Go through the records and give each one again exactly.

** BEGIN Extracted records **

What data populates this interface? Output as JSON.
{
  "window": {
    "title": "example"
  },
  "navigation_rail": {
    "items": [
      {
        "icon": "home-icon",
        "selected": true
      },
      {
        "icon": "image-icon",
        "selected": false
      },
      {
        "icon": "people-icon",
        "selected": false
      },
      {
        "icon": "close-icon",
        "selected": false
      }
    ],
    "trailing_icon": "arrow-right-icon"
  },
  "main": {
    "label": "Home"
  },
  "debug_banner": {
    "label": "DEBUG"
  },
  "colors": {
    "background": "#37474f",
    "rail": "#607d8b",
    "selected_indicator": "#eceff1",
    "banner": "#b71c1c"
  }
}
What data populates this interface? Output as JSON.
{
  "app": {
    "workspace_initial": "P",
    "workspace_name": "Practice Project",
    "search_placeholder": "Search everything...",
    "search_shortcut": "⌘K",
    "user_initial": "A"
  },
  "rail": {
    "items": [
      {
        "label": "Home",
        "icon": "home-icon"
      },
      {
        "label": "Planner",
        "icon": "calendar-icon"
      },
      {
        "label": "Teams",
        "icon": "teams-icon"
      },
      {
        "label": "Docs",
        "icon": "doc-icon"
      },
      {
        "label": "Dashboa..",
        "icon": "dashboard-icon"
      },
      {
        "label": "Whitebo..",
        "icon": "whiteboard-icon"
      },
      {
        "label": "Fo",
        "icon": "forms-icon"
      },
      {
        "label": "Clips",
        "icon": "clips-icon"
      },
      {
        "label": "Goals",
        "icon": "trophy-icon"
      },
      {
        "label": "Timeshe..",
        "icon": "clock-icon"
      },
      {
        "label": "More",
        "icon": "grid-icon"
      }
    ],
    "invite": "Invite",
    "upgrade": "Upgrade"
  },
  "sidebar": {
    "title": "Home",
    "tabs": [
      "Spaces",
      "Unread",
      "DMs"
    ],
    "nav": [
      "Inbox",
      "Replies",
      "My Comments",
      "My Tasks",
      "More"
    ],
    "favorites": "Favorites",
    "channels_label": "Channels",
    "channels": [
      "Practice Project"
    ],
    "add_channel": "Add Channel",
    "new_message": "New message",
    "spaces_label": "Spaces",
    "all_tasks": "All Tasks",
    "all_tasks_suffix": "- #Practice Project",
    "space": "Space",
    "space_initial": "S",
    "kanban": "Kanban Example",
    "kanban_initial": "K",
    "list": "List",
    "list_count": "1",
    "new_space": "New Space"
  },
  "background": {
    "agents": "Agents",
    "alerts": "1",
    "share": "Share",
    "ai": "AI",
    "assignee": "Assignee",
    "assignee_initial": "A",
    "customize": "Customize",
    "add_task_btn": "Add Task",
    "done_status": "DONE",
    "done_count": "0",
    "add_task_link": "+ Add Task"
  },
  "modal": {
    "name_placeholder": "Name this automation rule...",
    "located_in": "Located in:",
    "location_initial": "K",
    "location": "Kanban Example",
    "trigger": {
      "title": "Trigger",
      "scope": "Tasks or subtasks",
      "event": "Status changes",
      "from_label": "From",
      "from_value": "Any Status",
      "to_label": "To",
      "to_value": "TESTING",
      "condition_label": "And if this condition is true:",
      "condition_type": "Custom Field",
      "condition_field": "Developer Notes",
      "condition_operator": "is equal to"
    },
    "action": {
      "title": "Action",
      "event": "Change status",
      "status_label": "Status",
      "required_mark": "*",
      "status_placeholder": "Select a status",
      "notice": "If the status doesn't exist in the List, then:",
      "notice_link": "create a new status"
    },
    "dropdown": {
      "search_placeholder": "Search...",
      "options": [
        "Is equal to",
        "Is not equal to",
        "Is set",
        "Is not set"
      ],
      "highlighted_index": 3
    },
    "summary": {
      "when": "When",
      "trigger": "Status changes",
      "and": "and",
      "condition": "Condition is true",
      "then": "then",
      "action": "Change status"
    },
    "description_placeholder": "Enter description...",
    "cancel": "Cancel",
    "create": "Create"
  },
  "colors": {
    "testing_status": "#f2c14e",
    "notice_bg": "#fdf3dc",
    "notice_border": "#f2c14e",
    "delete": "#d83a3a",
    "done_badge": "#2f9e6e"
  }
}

** END Extracted records **

_Finished exercise_
What data populates this interface? Output as JSON.
{
  "window": {
    "title": "example"
  },
  "navigation_rail": {
    "items": [
      {
        "icon": "home-icon",
        "selected": true
      },
      {
        "icon": "image-icon",
        "selected": false
      },
      {
        "icon": "people-icon",
        "selected": false
      },
      {
        "icon": "close-icon",
        "selected": false
      }
    ],
    "trailing_icon": "arrow-right-icon"
  },
  "main": {
    "label": "Home"
  },
  "debug_banner": {
    "label": "DEBUG"
  },
  "colors": {
    "background": "#37474f",
    "rail": "#607d8b",
    "selected_indicator": "#eceff1",
    "banner": "#b71c1c"
  }
}
What data populates this interface? Output as JSON.
{
  "app": {
    "workspace_initial": "P",
    "workspace_name": "Practice Project",
    "search_placeholder": "Search everything...",
    "search_shortcut": "⌘K",
    "user_initial": "A"
  },
  "rail": {
    "items": [
      {
        "label": "Home",
        "icon": "home-icon"
      },
      {
        "label": "Planner",
        "icon": "calendar-icon"
      },
      {
        "label": "Teams",
        "icon": "teams-icon"
      },
      {
        "label": "Docs",
        "icon": "doc-icon"
      },
      {
        "label": "Dashboa..",
        "icon": "dashboard-icon"
      },
      {
        "label": "Whitebo..",
        "icon": "whiteboard-icon"
      },
      {
        "label": "Fo",
        "icon": "forms-icon"
      },
      {
        "label": "Clips",
        "icon": "clips-icon"
      },
      {
        "label": "Goals",
        "icon": "trophy-icon"
      },
      {
        "label": "Timeshe..",
        "icon": "clock-icon"
      },
      {
        "label": "More",
        "icon": "grid-icon"
      }
    ],
    "invite": "Invite",
    "upgrade": "Upgrade"
  },
  "sidebar": {
    "title": "Home",
    "tabs": [
      "Spaces",
      "Unread",
      "DMs"
    ],
    "nav": [
      "Inbox",
      "Replies",
      "My Comments",
      "My Tasks",
      "More"
    ],
    "favorites": "Favorites",
    "channels_label": "Channels",
    "channels": [
      "Practice Project"
    ],
    "add_channel": "Add Channel",
    "new_message": "New message",
    "spaces_label": "Spaces",
    "all_tasks": "All Tasks",
    "all_tasks_suffix": "- #Practice Project",
    "space": "Space",
    "space_initial": "S",
    "kanban": "Kanban Example",
    "kanban_initial": "K",
    "list": "List",
    "list_count": "1",
    "new_space": "New Space"
  },
  "background": {
    "agents": "Agents",
    "alerts": "1",
    "share": "Share",
    "ai": "AI",
    "assignee": "Assignee",
    "assignee_initial": "A",
    "customize": "Customize",
    "add_task_btn": "Add Task",
    "done_status": "DONE",
    "done_count": "0",
    "add_task_link": "+ Add Task"
  },
  "modal": {
    "name_placeholder": "Name this automation rule...",
    "located_in": "Located in:",
    "location_initial": "K",
    "location": "Kanban Example",
    "trigger": {
      "title": "Trigger",
      "scope": "Tasks or subtasks",
      "event": "Status changes",
      "from_label": "From",
      "from_value": "Any Status",
      "to_label": "To",
      "to_value": "TESTING",
      "condition_label": "And if this condition is true:",
      "condition_type": "Custom Field",
      "condition_field": "Developer Notes",
      "condition_operator": "is equal to"
    },
    "action": {
      "title": "Action",
      "event": "Change status",
      "status_label": "Status",
      "required_mark": "*",
      "status_placeholder": "Select a status",
      "notice": "If the status doesn't exist in the List, then:",
      "notice_link": "create a new status"
    },
    "dropdown": {
      "search_placeholder": "Search...",
      "options": [
        "Is equal to",
        "Is not equal to",
        "Is set",
        "Is not set"
      ],
      "highlighted_index": 3
    },
    "summary": {
      "when": "When",
      "trigger": "Status changes",
      "and": "and",
      "condition": "Condition is true",
      "then": "then",
      "action": "Change status"
    },
    "description_placeholder": "Enter description...",
    "cancel": "Cancel",
    "create": "Create"
  },
  "colors": {
    "testing_status": "#f2c14e",
    "notice_bg": "#fdf3dc",
    "notice_border": "#f2c14e",
    "delete": "#d83a3a",
    "done_badge": "#2f9e6e"
  }
}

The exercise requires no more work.